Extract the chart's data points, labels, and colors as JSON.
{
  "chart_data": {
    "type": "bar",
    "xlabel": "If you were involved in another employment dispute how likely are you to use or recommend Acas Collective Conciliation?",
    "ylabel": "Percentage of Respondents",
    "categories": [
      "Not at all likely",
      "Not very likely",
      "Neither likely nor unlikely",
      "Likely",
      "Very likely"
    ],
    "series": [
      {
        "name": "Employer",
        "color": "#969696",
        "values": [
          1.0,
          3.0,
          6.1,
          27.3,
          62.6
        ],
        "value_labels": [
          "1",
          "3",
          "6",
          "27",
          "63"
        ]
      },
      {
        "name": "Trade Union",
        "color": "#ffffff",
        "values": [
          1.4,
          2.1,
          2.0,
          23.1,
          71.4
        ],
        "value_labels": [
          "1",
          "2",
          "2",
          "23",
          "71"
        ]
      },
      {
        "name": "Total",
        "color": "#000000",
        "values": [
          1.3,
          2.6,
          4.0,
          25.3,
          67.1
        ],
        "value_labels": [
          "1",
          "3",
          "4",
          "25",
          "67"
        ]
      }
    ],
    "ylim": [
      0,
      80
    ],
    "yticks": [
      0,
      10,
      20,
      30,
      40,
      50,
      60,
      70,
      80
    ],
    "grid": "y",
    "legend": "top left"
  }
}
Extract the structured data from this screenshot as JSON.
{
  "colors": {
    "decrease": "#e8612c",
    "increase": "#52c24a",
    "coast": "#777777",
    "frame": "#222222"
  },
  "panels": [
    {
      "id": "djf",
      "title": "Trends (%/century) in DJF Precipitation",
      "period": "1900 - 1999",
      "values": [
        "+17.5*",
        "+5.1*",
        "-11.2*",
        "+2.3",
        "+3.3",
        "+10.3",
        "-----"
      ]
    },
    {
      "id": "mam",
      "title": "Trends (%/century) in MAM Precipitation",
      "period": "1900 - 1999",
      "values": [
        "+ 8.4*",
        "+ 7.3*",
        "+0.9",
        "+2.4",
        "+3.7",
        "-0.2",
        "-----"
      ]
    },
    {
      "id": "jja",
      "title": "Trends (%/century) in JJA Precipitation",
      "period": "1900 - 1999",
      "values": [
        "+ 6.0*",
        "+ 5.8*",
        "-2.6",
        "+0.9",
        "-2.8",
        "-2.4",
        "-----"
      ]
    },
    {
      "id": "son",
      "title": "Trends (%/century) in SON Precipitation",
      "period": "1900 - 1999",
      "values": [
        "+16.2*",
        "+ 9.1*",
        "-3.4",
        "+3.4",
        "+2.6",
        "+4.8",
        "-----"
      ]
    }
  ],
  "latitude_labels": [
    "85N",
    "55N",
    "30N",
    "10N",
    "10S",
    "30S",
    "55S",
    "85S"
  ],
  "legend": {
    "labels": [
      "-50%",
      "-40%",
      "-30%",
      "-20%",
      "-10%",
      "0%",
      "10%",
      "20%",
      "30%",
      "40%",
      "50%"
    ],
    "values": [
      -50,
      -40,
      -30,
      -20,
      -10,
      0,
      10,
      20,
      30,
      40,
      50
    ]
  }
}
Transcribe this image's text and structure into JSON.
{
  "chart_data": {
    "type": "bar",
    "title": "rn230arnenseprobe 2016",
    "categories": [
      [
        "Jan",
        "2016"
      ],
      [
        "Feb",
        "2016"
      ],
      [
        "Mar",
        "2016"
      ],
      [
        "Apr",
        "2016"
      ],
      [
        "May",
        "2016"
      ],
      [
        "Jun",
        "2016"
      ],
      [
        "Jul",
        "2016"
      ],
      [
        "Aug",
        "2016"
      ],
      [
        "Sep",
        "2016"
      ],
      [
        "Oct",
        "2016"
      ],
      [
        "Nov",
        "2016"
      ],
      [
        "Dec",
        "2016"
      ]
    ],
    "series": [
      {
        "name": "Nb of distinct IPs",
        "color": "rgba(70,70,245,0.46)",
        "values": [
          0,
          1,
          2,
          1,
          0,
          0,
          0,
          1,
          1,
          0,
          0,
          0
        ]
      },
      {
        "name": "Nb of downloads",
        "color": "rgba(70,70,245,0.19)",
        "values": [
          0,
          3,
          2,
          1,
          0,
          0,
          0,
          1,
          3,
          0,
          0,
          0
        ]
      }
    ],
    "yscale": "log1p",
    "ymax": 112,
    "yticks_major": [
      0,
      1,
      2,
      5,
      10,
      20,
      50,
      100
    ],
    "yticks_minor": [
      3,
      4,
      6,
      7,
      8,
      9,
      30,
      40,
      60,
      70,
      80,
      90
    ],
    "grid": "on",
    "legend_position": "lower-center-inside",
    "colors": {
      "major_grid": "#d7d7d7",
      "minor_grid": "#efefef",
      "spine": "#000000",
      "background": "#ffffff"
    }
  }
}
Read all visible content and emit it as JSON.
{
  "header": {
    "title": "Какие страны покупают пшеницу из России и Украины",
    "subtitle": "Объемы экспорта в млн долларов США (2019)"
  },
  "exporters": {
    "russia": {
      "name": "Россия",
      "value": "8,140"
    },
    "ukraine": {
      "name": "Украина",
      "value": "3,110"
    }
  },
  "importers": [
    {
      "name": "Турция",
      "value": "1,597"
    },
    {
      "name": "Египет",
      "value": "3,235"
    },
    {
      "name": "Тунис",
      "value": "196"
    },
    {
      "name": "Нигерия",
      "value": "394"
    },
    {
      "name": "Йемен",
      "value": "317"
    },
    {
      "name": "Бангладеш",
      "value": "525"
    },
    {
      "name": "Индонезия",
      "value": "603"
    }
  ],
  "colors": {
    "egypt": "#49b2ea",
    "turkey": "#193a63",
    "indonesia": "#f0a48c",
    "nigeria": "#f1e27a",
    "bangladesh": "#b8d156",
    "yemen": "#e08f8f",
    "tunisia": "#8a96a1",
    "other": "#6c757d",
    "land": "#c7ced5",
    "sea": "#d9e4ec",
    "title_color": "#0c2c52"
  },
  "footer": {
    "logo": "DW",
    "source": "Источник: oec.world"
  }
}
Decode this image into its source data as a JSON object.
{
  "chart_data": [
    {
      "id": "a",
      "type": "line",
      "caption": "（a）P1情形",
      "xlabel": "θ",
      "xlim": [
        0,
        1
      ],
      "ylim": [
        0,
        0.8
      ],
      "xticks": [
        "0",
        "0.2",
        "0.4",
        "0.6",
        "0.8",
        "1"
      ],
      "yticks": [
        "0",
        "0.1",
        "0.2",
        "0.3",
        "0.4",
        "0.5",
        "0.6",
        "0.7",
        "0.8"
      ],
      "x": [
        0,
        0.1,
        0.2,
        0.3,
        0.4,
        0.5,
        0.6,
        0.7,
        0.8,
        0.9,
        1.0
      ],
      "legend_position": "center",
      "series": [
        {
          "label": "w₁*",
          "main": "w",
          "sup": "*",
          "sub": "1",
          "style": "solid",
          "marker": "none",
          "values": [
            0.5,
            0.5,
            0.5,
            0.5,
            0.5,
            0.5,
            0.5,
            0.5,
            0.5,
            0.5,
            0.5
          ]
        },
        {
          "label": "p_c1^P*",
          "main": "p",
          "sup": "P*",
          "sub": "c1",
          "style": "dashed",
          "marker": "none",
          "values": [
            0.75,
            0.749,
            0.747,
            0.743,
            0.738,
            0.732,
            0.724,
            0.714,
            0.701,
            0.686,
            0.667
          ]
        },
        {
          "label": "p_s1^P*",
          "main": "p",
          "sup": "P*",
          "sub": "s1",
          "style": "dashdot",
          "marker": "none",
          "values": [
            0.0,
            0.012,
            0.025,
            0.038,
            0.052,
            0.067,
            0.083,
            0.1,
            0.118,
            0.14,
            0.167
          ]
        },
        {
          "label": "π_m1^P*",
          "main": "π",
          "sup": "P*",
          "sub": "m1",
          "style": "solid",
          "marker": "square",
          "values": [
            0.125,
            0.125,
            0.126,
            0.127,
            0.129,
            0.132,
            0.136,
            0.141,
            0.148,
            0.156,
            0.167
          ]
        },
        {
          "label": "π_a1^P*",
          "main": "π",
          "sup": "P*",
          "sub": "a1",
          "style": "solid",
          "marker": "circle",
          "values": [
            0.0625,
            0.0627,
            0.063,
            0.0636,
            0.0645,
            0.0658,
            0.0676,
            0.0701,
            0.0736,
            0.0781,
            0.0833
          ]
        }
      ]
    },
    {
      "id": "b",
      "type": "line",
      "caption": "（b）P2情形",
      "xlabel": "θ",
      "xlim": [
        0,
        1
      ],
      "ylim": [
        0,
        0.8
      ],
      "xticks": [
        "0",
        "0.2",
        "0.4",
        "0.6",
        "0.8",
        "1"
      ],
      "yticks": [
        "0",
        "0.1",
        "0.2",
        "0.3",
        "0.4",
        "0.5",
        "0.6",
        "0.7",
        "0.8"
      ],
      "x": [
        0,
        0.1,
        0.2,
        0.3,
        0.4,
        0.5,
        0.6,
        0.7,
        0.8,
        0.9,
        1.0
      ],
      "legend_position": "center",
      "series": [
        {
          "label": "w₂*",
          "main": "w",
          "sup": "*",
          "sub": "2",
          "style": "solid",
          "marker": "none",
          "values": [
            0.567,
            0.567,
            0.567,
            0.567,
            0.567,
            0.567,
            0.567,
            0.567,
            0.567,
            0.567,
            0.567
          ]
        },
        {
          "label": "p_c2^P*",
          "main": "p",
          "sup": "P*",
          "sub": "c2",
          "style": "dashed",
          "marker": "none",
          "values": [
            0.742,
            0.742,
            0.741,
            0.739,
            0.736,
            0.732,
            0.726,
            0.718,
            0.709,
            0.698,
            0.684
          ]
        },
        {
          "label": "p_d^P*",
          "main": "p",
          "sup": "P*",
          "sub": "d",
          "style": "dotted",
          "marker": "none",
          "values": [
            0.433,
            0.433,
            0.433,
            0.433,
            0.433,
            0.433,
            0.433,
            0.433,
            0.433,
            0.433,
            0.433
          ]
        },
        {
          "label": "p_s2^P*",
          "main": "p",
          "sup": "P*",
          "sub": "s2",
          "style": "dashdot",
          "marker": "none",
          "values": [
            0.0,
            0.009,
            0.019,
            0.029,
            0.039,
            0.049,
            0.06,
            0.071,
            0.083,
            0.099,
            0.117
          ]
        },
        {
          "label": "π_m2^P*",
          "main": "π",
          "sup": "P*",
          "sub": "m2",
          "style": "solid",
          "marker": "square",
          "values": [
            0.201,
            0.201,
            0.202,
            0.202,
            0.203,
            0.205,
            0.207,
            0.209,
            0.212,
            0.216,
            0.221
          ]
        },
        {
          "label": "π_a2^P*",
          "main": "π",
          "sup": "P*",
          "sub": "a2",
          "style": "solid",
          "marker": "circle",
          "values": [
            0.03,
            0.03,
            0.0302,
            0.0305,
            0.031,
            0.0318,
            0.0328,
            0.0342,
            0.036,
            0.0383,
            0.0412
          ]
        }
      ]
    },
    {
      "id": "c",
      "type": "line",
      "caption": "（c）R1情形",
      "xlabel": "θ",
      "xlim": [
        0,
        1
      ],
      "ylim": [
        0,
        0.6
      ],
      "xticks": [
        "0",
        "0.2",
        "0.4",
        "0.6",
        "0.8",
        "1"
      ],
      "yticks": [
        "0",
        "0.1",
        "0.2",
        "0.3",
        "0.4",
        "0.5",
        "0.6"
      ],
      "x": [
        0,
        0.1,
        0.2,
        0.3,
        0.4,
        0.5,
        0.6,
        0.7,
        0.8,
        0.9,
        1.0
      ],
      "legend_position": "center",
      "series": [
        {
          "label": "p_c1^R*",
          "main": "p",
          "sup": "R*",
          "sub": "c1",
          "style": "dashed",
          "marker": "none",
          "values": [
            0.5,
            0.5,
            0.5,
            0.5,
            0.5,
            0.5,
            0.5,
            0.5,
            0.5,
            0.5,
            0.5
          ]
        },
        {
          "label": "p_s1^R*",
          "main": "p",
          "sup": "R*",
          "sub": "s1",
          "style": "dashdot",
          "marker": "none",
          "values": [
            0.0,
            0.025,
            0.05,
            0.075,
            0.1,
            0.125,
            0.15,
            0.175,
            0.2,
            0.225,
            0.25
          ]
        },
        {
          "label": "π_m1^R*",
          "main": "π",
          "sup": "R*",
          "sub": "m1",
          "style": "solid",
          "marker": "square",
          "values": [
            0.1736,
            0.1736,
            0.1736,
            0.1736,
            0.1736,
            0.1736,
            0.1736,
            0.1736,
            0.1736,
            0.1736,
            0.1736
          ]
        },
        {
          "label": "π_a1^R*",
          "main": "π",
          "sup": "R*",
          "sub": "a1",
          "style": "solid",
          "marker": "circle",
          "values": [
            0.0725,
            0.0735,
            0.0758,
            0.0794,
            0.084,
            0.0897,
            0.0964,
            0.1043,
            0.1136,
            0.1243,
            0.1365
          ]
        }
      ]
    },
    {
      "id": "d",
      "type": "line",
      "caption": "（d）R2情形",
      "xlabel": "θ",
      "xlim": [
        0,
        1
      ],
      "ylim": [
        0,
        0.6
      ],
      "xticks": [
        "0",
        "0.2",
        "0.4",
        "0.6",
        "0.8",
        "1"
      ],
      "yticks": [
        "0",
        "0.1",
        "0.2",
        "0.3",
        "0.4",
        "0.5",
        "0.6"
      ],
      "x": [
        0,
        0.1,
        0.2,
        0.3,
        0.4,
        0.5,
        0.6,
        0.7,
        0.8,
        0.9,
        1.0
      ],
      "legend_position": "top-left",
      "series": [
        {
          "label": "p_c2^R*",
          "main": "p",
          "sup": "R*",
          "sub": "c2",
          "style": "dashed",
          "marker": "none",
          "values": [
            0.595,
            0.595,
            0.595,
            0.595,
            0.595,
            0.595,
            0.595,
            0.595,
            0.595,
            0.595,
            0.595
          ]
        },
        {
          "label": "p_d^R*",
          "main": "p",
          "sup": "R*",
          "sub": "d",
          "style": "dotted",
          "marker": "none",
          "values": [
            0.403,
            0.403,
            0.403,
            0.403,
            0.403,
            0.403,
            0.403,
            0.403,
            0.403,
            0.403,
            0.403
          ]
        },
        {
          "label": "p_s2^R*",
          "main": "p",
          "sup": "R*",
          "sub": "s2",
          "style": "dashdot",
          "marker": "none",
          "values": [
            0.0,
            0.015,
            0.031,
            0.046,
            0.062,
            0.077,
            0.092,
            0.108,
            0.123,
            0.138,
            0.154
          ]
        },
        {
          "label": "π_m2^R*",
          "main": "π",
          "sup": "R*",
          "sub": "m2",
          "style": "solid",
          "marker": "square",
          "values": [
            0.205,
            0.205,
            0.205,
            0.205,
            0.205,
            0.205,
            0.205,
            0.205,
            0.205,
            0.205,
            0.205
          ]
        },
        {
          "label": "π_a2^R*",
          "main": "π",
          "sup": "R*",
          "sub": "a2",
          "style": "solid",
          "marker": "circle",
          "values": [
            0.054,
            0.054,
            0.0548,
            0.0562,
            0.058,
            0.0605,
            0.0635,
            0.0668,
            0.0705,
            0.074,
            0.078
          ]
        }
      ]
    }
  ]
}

--*--

What is required: Search the preceding listing for "Trends" and extract every line where it is found.

Result of the exercise:
      "title": "Trends (%/century) in DJF Precipitation",
      "title": "Trends (%/century) in MAM Precipitation",
      "title": "Trends (%/century) in JJA Precipitation",
      "title": "Trends (%/century) in SON Precipitation",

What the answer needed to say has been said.